Records from a dataset >>
^^^^^^^^
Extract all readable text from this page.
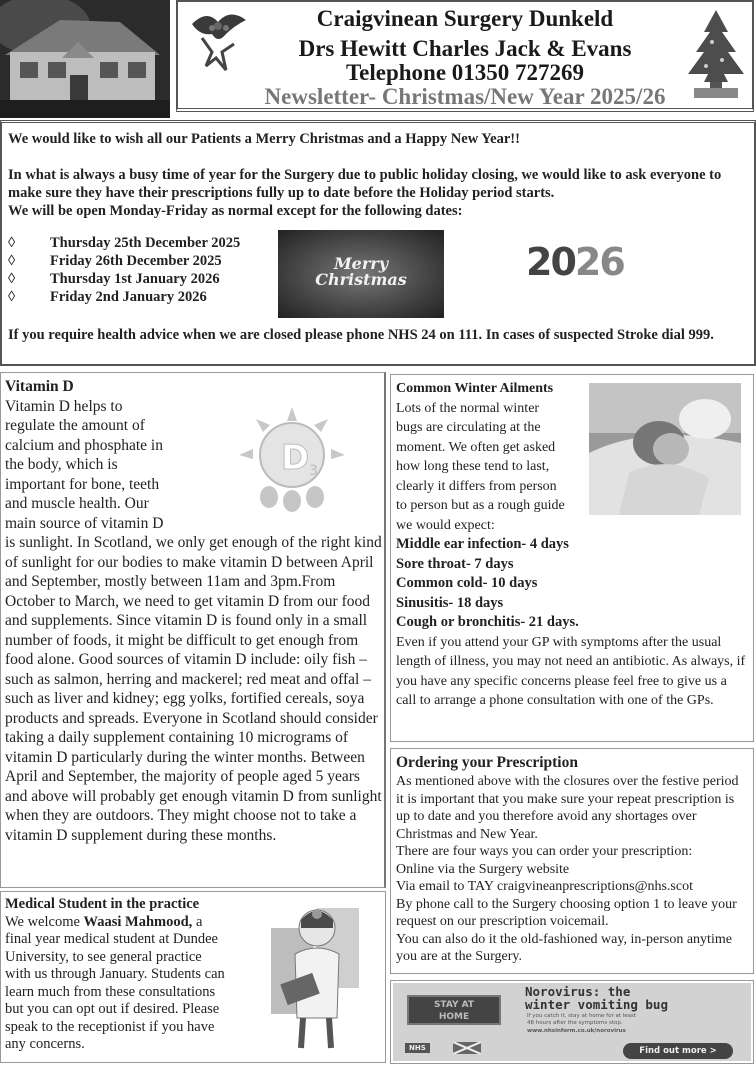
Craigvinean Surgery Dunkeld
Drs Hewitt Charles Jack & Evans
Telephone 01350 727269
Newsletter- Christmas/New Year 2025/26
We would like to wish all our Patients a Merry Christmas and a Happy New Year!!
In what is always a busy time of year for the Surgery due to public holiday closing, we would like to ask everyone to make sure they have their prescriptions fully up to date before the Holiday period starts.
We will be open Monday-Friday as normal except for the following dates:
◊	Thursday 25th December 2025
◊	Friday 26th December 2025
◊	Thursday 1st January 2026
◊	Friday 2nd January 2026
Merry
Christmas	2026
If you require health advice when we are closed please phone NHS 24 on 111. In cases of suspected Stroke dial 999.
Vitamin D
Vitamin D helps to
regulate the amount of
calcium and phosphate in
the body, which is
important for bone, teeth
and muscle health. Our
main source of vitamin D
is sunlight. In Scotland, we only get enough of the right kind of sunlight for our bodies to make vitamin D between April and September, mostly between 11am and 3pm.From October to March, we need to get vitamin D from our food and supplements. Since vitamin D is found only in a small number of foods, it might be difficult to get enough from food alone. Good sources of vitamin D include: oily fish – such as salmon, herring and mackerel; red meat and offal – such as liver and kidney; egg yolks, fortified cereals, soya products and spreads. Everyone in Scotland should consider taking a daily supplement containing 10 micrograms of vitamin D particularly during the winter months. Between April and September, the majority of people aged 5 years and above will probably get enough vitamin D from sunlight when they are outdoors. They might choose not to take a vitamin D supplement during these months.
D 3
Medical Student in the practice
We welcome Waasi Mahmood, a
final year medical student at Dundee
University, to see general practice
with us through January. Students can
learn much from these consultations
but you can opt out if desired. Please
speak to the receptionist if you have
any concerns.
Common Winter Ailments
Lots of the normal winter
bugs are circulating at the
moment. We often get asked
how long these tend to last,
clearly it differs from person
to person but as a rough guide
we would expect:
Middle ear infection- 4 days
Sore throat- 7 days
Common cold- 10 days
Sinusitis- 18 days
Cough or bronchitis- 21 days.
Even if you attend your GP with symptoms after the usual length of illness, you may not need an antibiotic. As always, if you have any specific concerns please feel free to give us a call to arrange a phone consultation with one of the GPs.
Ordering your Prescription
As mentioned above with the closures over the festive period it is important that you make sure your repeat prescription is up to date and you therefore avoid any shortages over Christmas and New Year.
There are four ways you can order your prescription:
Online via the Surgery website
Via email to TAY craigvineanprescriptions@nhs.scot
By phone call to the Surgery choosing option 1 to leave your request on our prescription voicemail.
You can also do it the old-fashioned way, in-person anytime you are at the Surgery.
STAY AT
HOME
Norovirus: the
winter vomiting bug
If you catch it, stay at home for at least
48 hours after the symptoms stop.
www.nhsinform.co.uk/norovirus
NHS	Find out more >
^^^^^^^^
Problem statement >> Each entry should be set down exactly, pictures excluded.

Solution >>
Extract all readable text from this page.
Craigvinean Surgery Dunkeld
Drs Hewitt Charles Jack & Evans
Telephone 01350 727269
Newsletter- Christmas/New Year 2025/26
We would like to wish all our Patients a Merry Christmas and a Happy New Year!!
In what is always a busy time of year for the Surgery due to public holiday closing, we would like to ask everyone to make sure they have their prescriptions fully up to date before the Holiday period starts.
We will be open Monday-Friday as normal except for the following dates:
◊	Thursday 25th December 2025
◊	Friday 26th December 2025
◊	Thursday 1st January 2026
◊	Friday 2nd January 2026
Merry
Christmas	2026
If you require health advice when we are closed please phone NHS 24 on 111. In cases of suspected Stroke dial 999.
Vitamin D
Vitamin D helps to
regulate the amount of
calcium and phosphate in
the body, which is
important for bone, teeth
and muscle health. Our
main source of vitamin D
is sunlight. In Scotland, we only get enough of the right kind of sunlight for our bodies to make vitamin D between April and September, mostly between 11am and 3pm.From October to March, we need to get vitamin D from our food and supplements. Since vitamin D is found only in a small number of foods, it might be difficult to get enough from food alone. Good sources of vitamin D include: oily fish – such as salmon, herring and mackerel; red meat and offal – such as liver and kidney; egg yolks, fortified cereals, soya products and spreads. Everyone in Scotland should consider taking a daily supplement containing 10 micrograms of vitamin D particularly during the winter months. Between April and September, the majority of people aged 5 years and above will probably get enough vitamin D from sunlight when they are outdoors. They might choose not to take a vitamin D supplement during these months.
D 3
Medical Student in the practice
We welcome Waasi Mahmood, a
final year medical student at Dundee
University, to see general practice
with us through January. Students can
learn much from these consultations
but you can opt out if desired. Please
speak to the receptionist if you have
any concerns.
Common Winter Ailments
Lots of the normal winter
bugs are circulating at the
moment. We often get asked
how long these tend to last,
clearly it differs from person
to person but as a rough guide
we would expect:
Middle ear infection- 4 days
Sore throat- 7 days
Common cold- 10 days
Sinusitis- 18 days
Cough or bronchitis- 21 days.
Even if you attend your GP with symptoms after the usual length of illness, you may not need an antibiotic. As always, if you have any specific concerns please feel free to give us a call to arrange a phone consultation with one of the GPs.
Ordering your Prescription
As mentioned above with the closures over the festive period it is important that you make sure your repeat prescription is up to date and you therefore avoid any shortages over Christmas and New Year.
There are four ways you can order your prescription:
Online via the Surgery website
Via email to TAY craigvineanprescriptions@nhs.scot
By phone call to the Surgery choosing option 1 to leave your request on our prescription voicemail.
You can also do it the old-fashioned way, in-person anytime you are at the Surgery.
STAY AT
HOME
Norovirus: the
winter vomiting bug
If you catch it, stay at home for at least
48 hours after the symptoms stop.
www.nhsinform.co.uk/norovirus
NHS	Find out more >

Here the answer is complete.